START Records for processing

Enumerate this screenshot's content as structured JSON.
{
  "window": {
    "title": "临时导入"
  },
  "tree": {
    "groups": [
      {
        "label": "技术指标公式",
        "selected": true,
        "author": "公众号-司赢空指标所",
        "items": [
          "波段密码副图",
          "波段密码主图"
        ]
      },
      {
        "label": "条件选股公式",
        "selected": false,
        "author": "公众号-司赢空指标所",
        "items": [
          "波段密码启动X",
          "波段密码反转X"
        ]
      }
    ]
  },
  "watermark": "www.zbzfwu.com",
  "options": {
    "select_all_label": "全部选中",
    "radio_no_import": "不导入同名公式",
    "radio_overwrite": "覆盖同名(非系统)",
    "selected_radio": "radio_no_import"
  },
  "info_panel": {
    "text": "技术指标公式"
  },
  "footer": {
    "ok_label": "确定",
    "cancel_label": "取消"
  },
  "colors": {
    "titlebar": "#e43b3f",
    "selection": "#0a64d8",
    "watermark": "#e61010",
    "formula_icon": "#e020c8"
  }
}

END Records for processing
START Records for processing

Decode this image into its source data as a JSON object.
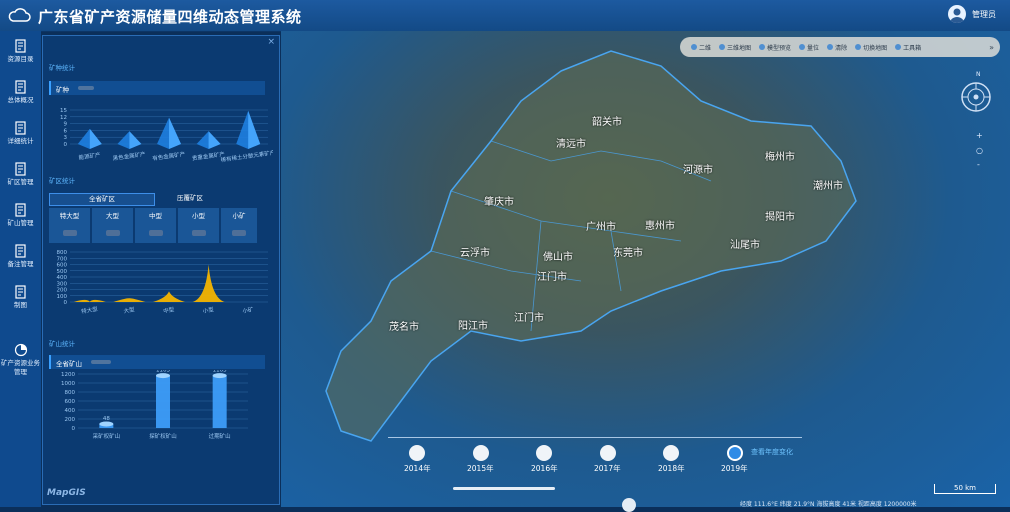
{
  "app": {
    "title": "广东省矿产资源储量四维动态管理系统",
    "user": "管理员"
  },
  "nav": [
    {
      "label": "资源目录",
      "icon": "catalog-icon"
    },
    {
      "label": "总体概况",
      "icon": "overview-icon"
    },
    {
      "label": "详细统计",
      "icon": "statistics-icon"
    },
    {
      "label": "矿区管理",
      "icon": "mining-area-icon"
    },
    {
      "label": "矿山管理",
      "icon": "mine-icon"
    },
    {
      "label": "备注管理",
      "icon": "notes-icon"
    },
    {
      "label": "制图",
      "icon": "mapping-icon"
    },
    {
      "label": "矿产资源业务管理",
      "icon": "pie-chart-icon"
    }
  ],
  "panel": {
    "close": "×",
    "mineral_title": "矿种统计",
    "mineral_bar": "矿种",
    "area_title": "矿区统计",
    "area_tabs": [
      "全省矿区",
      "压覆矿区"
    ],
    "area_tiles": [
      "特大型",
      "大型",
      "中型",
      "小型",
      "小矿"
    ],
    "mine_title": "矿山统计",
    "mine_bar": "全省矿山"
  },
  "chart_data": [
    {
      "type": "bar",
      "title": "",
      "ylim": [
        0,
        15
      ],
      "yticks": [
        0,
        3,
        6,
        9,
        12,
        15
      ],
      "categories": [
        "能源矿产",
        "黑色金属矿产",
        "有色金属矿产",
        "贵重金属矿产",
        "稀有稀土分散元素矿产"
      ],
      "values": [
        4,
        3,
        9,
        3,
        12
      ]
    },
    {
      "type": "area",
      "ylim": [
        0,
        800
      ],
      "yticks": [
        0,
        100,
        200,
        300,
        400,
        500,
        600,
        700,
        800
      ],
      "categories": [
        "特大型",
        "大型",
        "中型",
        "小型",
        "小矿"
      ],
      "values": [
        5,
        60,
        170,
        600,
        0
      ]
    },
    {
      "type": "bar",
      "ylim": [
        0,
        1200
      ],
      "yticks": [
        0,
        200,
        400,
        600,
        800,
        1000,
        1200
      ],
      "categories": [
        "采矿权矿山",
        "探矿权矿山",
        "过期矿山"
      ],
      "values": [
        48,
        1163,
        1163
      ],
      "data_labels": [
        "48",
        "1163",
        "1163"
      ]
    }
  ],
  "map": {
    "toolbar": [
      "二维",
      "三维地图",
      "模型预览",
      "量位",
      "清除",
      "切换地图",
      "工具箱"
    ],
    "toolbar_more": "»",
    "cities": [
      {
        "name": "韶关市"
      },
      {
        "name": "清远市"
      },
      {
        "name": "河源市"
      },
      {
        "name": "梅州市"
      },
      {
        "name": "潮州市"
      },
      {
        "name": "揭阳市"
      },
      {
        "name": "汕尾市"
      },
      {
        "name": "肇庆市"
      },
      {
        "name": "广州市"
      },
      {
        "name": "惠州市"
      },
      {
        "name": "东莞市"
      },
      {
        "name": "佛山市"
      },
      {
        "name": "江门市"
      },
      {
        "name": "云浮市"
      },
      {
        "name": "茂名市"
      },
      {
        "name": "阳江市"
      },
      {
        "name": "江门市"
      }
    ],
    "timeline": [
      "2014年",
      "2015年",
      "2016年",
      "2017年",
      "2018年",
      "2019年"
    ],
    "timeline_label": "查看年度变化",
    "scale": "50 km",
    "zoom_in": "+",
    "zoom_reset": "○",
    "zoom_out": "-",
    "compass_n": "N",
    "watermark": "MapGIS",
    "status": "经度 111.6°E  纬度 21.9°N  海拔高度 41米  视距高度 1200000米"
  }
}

END Records for processing

Problem statement: Show the lines where the word "watermark" appears in the entries.

Solved exercise:
  "watermark": "www.zbzfwu.com",
    "watermark": "#e61010",
    "watermark": "MapGIS",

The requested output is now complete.